Exercise requirements ::
Below are records; work out how many of their lines contain "color" and give only that number.

[Figure record extracts]
+++++
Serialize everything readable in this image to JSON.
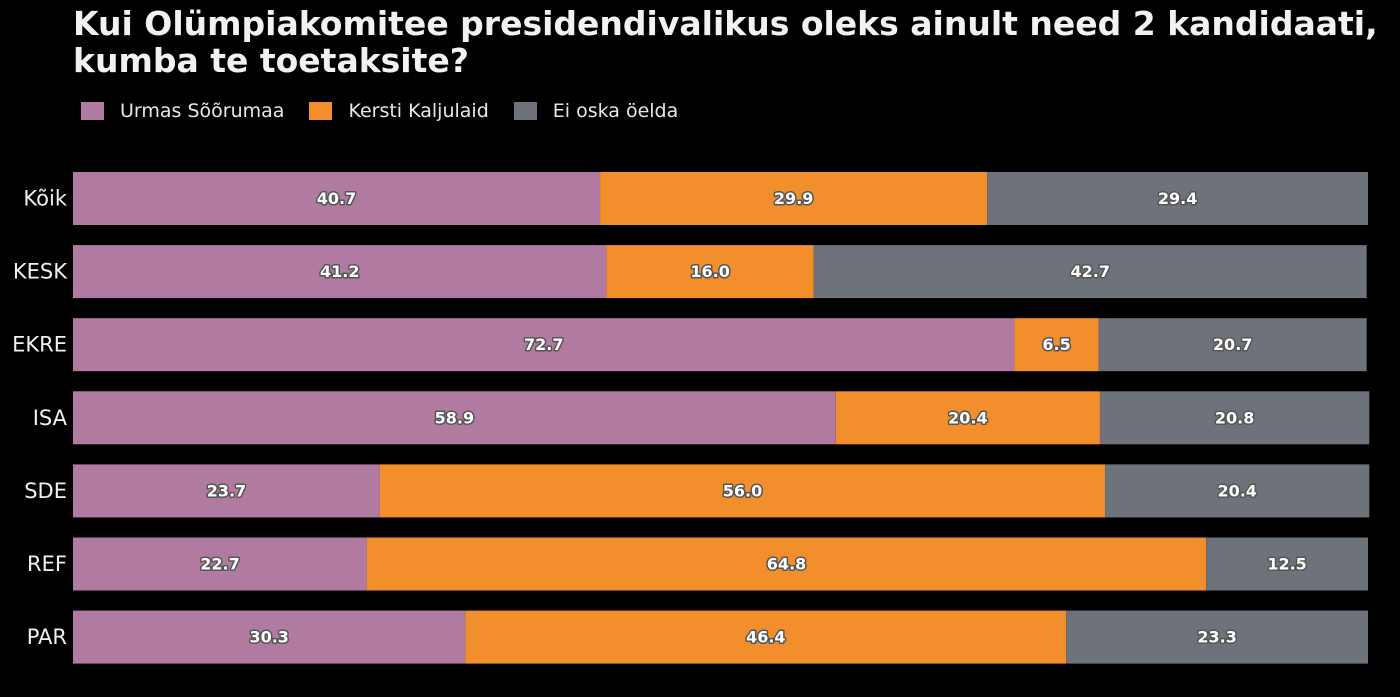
{
  "chart_data": {
    "type": "bar",
    "orientation": "horizontal",
    "stacked": true,
    "title_lines": [
      "Kui Olümpiakomitee presidendivalikus oleks ainult need 2 kandidaati,",
      "kumba te toetaksite?"
    ],
    "categories": [
      "Kõik",
      "KESK",
      "EKRE",
      "ISA",
      "SDE",
      "REF",
      "PAR"
    ],
    "series": [
      {
        "name": "Urmas Sõõrumaa",
        "color": "#b07aa1",
        "values": [
          40.7,
          41.2,
          72.7,
          58.9,
          23.7,
          22.7,
          30.3
        ]
      },
      {
        "name": "Kersti Kaljulaid",
        "color": "#f28e2b",
        "values": [
          29.9,
          16.0,
          6.5,
          20.4,
          56.0,
          64.8,
          46.4
        ]
      },
      {
        "name": "Ei oska öelda",
        "color": "#6e737b",
        "values": [
          29.4,
          42.7,
          20.7,
          20.8,
          20.4,
          12.5,
          23.3
        ]
      }
    ],
    "xlim": [
      0,
      100
    ],
    "legend_position": "top-left",
    "grid": false
  }
}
+++++
Solution ::
3